Stated task:
Here are some records. Copy each one exactly.

Data rows:
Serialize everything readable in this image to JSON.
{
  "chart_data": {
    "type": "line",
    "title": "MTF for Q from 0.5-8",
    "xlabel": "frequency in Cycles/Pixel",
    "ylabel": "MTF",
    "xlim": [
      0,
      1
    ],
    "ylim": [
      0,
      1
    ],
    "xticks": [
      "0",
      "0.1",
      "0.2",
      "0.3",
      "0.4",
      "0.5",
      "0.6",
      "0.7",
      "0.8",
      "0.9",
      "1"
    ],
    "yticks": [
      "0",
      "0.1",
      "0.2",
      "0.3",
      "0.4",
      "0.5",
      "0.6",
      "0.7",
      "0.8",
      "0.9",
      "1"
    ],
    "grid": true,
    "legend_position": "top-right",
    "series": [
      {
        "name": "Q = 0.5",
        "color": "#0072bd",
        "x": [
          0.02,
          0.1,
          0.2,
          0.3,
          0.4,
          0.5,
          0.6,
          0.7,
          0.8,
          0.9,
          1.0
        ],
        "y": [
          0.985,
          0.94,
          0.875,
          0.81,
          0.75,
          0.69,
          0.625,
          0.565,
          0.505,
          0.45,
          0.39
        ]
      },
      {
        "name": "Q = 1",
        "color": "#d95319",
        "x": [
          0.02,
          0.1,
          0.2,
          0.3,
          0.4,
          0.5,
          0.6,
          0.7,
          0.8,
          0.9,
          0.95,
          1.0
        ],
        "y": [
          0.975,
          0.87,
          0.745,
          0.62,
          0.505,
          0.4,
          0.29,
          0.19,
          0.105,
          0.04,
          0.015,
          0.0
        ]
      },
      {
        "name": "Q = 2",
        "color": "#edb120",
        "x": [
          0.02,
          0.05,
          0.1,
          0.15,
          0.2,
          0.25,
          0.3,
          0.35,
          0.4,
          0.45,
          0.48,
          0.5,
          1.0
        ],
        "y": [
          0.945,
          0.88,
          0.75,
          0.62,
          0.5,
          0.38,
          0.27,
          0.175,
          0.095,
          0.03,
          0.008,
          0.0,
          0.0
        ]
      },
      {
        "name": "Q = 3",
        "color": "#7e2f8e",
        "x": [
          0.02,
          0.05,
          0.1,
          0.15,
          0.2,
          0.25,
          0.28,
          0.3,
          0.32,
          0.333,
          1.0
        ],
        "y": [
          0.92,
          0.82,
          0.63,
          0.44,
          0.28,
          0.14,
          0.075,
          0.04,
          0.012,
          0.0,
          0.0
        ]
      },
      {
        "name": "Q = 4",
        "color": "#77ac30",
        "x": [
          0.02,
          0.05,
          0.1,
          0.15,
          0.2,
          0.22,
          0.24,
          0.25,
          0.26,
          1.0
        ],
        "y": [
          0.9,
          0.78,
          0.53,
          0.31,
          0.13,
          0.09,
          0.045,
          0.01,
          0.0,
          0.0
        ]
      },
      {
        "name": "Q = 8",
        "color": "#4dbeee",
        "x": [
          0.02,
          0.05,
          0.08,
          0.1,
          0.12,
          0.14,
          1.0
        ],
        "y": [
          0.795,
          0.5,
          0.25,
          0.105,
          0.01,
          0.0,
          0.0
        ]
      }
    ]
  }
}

Solution for this task:
Serialize everything readable in this image to JSON.
{
  "chart_data": {
    "type": "line",
    "title": "MTF for Q from 0.5-8",
    "xlabel": "frequency in Cycles/Pixel",
    "ylabel": "MTF",
    "xlim": [
      0,
      1
    ],
    "ylim": [
      0,
      1
    ],
    "xticks": [
      "0",
      "0.1",
      "0.2",
      "0.3",
      "0.4",
      "0.5",
      "0.6",
      "0.7",
      "0.8",
      "0.9",
      "1"
    ],
    "yticks": [
      "0",
      "0.1",
      "0.2",
      "0.3",
      "0.4",
      "0.5",
      "0.6",
      "0.7",
      "0.8",
      "0.9",
      "1"
    ],
    "grid": true,
    "legend_position": "top-right",
    "series": [
      {
        "name": "Q = 0.5",
        "color": "#0072bd",
        "x": [
          0.02,
          0.1,
          0.2,
          0.3,
          0.4,
          0.5,
          0.6,
          0.7,
          0.8,
          0.9,
          1.0
        ],
        "y": [
          0.985,
          0.94,
          0.875,
          0.81,
          0.75,
          0.69,
          0.625,
          0.565,
          0.505,
          0.45,
          0.39
        ]
      },
      {
        "name": "Q = 1",
        "color": "#d95319",
        "x": [
          0.02,
          0.1,
          0.2,
          0.3,
          0.4,
          0.5,
          0.6,
          0.7,
          0.8,
          0.9,
          0.95,
          1.0
        ],
        "y": [
          0.975,
          0.87,
          0.745,
          0.62,
          0.505,
          0.4,
          0.29,
          0.19,
          0.105,
          0.04,
          0.015,
          0.0
        ]
      },
      {
        "name": "Q = 2",
        "color": "#edb120",
        "x": [
          0.02,
          0.05,
          0.1,
          0.15,
          0.2,
          0.25,
          0.3,
          0.35,
          0.4,
          0.45,
          0.48,
          0.5,
          1.0
        ],
        "y": [
          0.945,
          0.88,
          0.75,
          0.62,
          0.5,
          0.38,
          0.27,
          0.175,
          0.095,
          0.03,
          0.008,
          0.0,
          0.0
        ]
      },
      {
        "name": "Q = 3",
        "color": "#7e2f8e",
        "x": [
          0.02,
          0.05,
          0.1,
          0.15,
          0.2,
          0.25,
          0.28,
          0.3,
          0.32,
          0.333,
          1.0
        ],
        "y": [
          0.92,
          0.82,
          0.63,
          0.44,
          0.28,
          0.14,
          0.075,
          0.04,
          0.012,
          0.0,
          0.0
        ]
      },
      {
        "name": "Q = 4",
        "color": "#77ac30",
        "x": [
          0.02,
          0.05,
          0.1,
          0.15,
          0.2,
          0.22,
          0.24,
          0.25,
          0.26,
          1.0
        ],
        "y": [
          0.9,
          0.78,
          0.53,
          0.31,
          0.13,
          0.09,
          0.045,
          0.01,
          0.0,
          0.0
        ]
      },
      {
        "name": "Q = 8",
        "color": "#4dbeee",
        "x": [
          0.02,
          0.05,
          0.08,
          0.1,
          0.12,
          0.14,
          1.0
        ],
        "y": [
          0.795,
          0.5,
          0.25,
          0.105,
          0.01,
          0.0,
          0.0
        ]
      }
    ]
  }
}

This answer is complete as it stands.